» Records provided:
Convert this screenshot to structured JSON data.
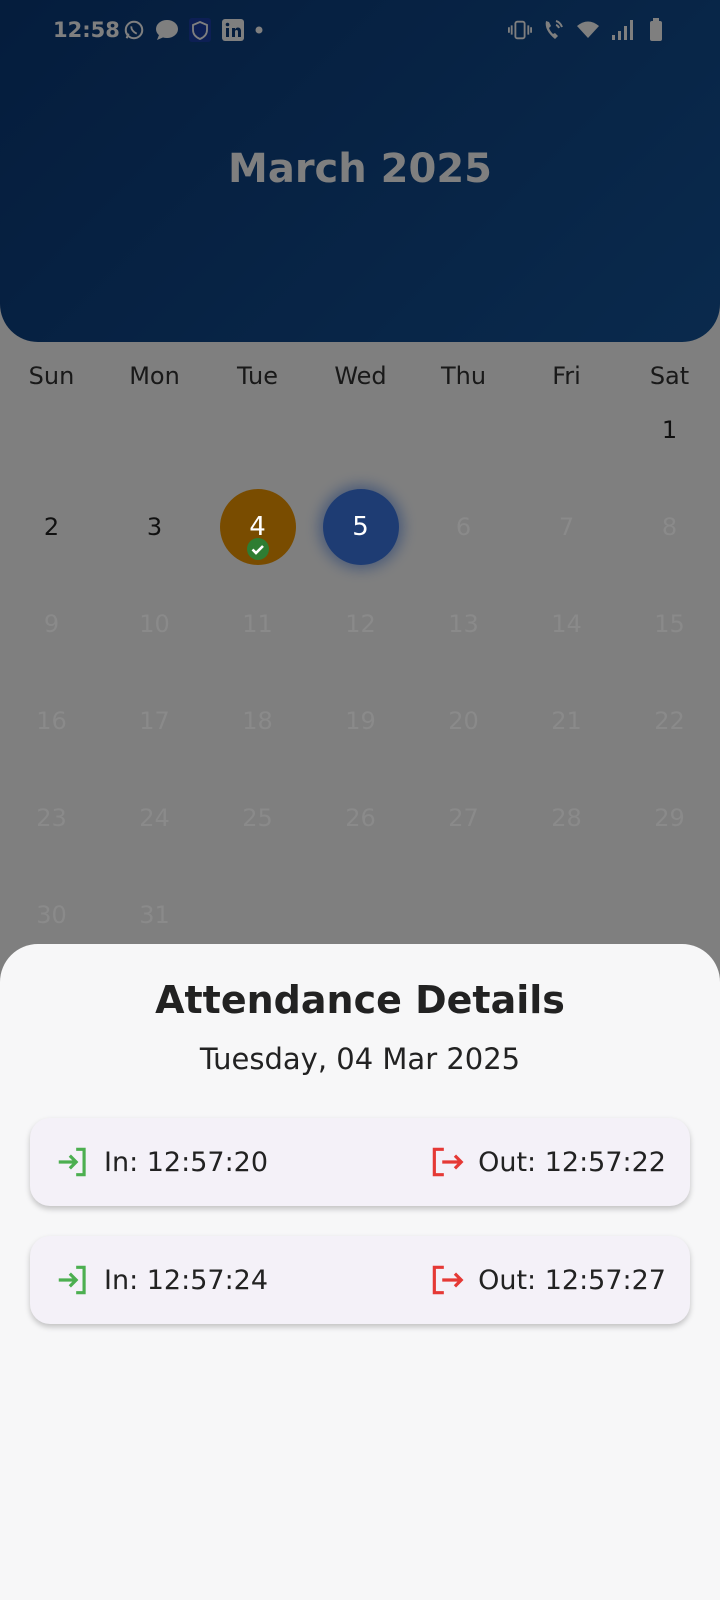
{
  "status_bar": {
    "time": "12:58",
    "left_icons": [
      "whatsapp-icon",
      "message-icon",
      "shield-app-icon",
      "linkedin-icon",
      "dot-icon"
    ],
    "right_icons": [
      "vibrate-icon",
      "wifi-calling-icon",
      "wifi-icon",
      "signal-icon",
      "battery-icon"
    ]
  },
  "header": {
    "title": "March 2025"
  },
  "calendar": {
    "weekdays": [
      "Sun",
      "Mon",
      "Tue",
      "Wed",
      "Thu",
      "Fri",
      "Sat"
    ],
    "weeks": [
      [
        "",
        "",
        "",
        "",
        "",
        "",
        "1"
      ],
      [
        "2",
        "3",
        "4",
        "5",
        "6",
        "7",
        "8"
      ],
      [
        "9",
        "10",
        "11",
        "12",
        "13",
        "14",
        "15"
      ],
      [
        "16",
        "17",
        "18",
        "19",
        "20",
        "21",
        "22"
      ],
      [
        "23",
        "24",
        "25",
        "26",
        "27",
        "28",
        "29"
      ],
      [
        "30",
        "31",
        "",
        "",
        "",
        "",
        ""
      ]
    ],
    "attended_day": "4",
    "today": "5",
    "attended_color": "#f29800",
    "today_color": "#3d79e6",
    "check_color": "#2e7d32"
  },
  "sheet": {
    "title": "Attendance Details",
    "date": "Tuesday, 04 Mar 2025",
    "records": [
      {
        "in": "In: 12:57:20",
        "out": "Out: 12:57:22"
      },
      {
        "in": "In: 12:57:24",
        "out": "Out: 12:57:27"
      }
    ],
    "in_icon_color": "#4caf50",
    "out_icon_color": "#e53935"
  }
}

» Requirement:
Repeat the listing above exactly, with no pictures.

» Answer to this exercise:
Convert this screenshot to structured JSON data.
{
  "status_bar": {
    "time": "12:58",
    "left_icons": [
      "whatsapp-icon",
      "message-icon",
      "shield-app-icon",
      "linkedin-icon",
      "dot-icon"
    ],
    "right_icons": [
      "vibrate-icon",
      "wifi-calling-icon",
      "wifi-icon",
      "signal-icon",
      "battery-icon"
    ]
  },
  "header": {
    "title": "March 2025"
  },
  "calendar": {
    "weekdays": [
      "Sun",
      "Mon",
      "Tue",
      "Wed",
      "Thu",
      "Fri",
      "Sat"
    ],
    "weeks": [
      [
        "",
        "",
        "",
        "",
        "",
        "",
        "1"
      ],
      [
        "2",
        "3",
        "4",
        "5",
        "6",
        "7",
        "8"
      ],
      [
        "9",
        "10",
        "11",
        "12",
        "13",
        "14",
        "15"
      ],
      [
        "16",
        "17",
        "18",
        "19",
        "20",
        "21",
        "22"
      ],
      [
        "23",
        "24",
        "25",
        "26",
        "27",
        "28",
        "29"
      ],
      [
        "30",
        "31",
        "",
        "",
        "",
        "",
        ""
      ]
    ],
    "attended_day": "4",
    "today": "5",
    "attended_color": "#f29800",
    "today_color": "#3d79e6",
    "check_color": "#2e7d32"
  },
  "sheet": {
    "title": "Attendance Details",
    "date": "Tuesday, 04 Mar 2025",
    "records": [
      {
        "in": "In: 12:57:20",
        "out": "Out: 12:57:22"
      },
      {
        "in": "In: 12:57:24",
        "out": "Out: 12:57:27"
      }
    ],
    "in_icon_color": "#4caf50",
    "out_icon_color": "#e53935"
  }
}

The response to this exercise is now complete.